*What you will do*
Repeat the entries below exactly as they appear, with no pictures.
[start]
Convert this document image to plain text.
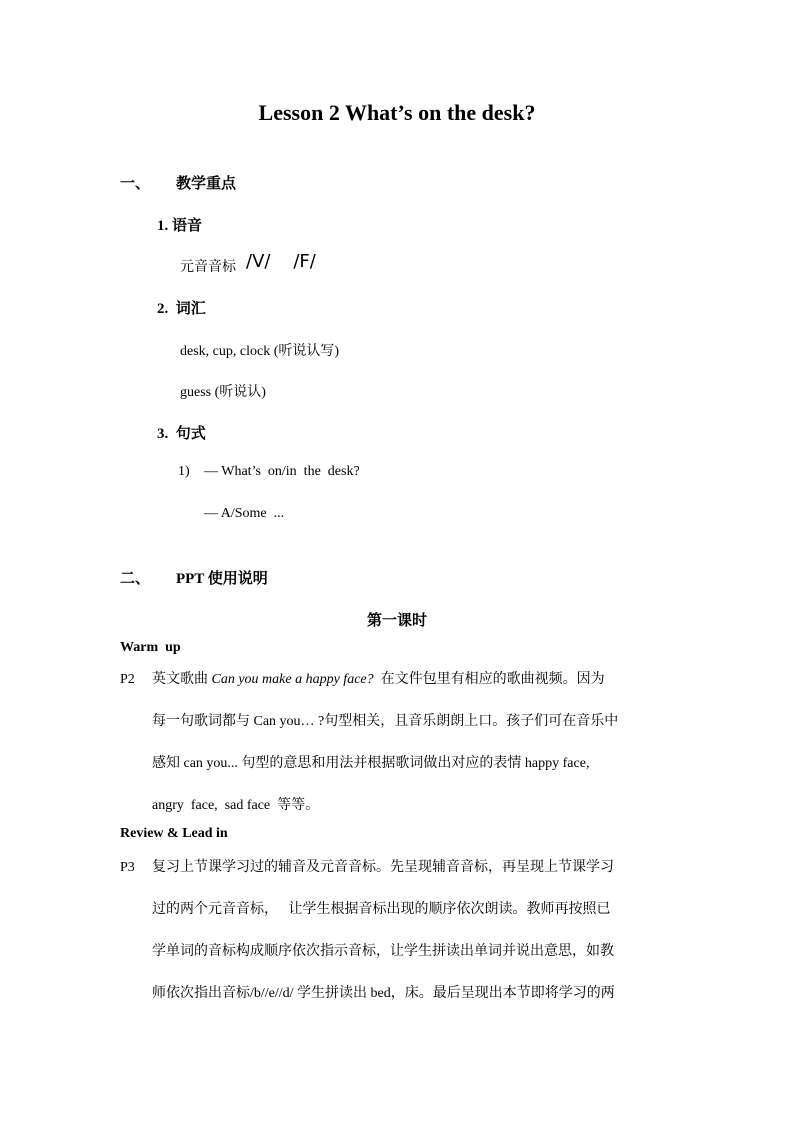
Lesson 2 What’s on the desk?
一、 教学重点
1. 语音
元音音标 /V/    /F/
2.  词汇
desk, cup, clock (听说认写)
guess (听说认)
3.  句式
1) — What’s  on/in  the  desk?
— A/Some  ...
二、 PPT 使用说明
第一课时
Warm  up
P2 英文歌曲 Can you make a happy face?  在文件包里有相应的歌曲视频。因为
每一句歌词都与 Can you… ?句型相关，且音乐朗朗上口。孩子们可在音乐中
感知 can you... 句型的意思和用法并根据歌词做出对应的表情 happy face,
angry  face,  sad face  等等。
Review & Lead in
P3 复习上节课学习过的辅音及元音音标。先呈现辅音音标，再呈现上节课学习
过的两个元音音标，   让学生根据音标出现的顺序依次朗读。教师再按照已
学单词的音标构成顺序依次指示音标，让学生拼读出单词并说出意思，如教
师依次指出音标/b//e//d/ 学生拼读出 bed，床。最后呈现出本节即将学习的两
[end]
*In response*
Convert this document image to plain text.
Lesson 2 What’s on the desk?
一、 教学重点
1. 语音
元音音标 /V/    /F/
2.  词汇
desk, cup, clock (听说认写)
guess (听说认)
3.  句式
1) — What’s  on/in  the  desk?
— A/Some  ...
二、 PPT 使用说明
第一课时
Warm  up
P2 英文歌曲 Can you make a happy face?  在文件包里有相应的歌曲视频。因为
每一句歌词都与 Can you… ?句型相关，且音乐朗朗上口。孩子们可在音乐中
感知 can you... 句型的意思和用法并根据歌词做出对应的表情 happy face,
angry  face,  sad face  等等。
Review & Lead in
P3 复习上节课学习过的辅音及元音音标。先呈现辅音音标，再呈现上节课学习
过的两个元音音标，   让学生根据音标出现的顺序依次朗读。教师再按照已
学单词的音标构成顺序依次指示音标，让学生拼读出单词并说出意思，如教
师依次指出音标/b//e//d/ 学生拼读出 bed，床。最后呈现出本节即将学习的两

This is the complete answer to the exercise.